** Set exercise **
Scan the data that follows and count the lines with the string "relative"; answer with the count alone.

** Records provided **
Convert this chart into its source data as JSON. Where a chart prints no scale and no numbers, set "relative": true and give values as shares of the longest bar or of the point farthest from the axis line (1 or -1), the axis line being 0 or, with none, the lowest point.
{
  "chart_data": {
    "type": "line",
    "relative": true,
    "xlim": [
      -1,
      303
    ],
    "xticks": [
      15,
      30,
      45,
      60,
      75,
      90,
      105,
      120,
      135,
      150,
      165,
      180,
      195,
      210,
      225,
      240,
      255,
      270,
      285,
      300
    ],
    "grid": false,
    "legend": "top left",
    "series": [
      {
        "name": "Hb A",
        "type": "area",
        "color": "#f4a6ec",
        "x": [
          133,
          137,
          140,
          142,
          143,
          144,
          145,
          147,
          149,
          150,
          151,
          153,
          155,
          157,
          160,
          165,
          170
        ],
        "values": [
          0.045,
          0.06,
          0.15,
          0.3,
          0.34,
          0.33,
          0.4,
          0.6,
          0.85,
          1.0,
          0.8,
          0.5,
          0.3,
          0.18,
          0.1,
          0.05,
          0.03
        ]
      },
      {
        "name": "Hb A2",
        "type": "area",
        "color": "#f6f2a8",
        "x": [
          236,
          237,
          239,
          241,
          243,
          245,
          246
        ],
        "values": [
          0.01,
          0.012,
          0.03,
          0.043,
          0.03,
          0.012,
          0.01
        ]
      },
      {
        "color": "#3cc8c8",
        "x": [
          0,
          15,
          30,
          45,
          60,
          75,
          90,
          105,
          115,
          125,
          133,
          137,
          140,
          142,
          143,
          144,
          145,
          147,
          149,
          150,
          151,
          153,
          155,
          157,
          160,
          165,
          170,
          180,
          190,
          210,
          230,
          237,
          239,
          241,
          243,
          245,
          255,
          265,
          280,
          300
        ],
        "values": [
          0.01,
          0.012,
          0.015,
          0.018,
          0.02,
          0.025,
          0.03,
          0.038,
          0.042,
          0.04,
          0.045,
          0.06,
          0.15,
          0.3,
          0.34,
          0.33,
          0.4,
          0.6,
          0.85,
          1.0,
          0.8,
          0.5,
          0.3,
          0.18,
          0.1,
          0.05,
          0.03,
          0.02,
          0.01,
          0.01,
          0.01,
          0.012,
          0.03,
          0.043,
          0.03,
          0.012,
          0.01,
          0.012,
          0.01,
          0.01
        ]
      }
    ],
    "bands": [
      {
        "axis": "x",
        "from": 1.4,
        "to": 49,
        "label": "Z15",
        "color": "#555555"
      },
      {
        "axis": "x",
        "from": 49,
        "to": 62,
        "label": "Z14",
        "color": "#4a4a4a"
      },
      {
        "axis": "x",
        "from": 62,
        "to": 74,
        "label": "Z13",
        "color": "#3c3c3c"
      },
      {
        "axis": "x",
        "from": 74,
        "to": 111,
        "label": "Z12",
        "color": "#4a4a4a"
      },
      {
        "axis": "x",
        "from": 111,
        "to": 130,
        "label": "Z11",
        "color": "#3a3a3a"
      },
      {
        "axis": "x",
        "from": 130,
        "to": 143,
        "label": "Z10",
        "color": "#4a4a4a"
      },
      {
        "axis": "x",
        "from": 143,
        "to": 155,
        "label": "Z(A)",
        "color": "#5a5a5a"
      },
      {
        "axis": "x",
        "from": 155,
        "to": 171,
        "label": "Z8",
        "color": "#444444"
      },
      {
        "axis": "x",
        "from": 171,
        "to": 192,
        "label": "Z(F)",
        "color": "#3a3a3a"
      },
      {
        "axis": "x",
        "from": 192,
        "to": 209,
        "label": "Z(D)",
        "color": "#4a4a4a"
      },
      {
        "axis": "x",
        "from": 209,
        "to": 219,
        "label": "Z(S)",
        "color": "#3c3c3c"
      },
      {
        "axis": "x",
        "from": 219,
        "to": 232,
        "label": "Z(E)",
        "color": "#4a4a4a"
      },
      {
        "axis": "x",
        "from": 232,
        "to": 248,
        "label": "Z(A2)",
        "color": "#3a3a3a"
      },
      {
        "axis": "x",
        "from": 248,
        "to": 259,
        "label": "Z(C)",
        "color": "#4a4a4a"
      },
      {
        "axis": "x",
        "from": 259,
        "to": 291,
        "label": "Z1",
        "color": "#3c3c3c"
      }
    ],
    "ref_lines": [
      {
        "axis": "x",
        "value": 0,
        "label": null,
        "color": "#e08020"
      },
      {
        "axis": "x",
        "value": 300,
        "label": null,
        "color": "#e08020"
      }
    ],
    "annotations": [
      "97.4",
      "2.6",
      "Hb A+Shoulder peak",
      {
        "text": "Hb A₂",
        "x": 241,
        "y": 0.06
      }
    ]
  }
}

** Completed task **
2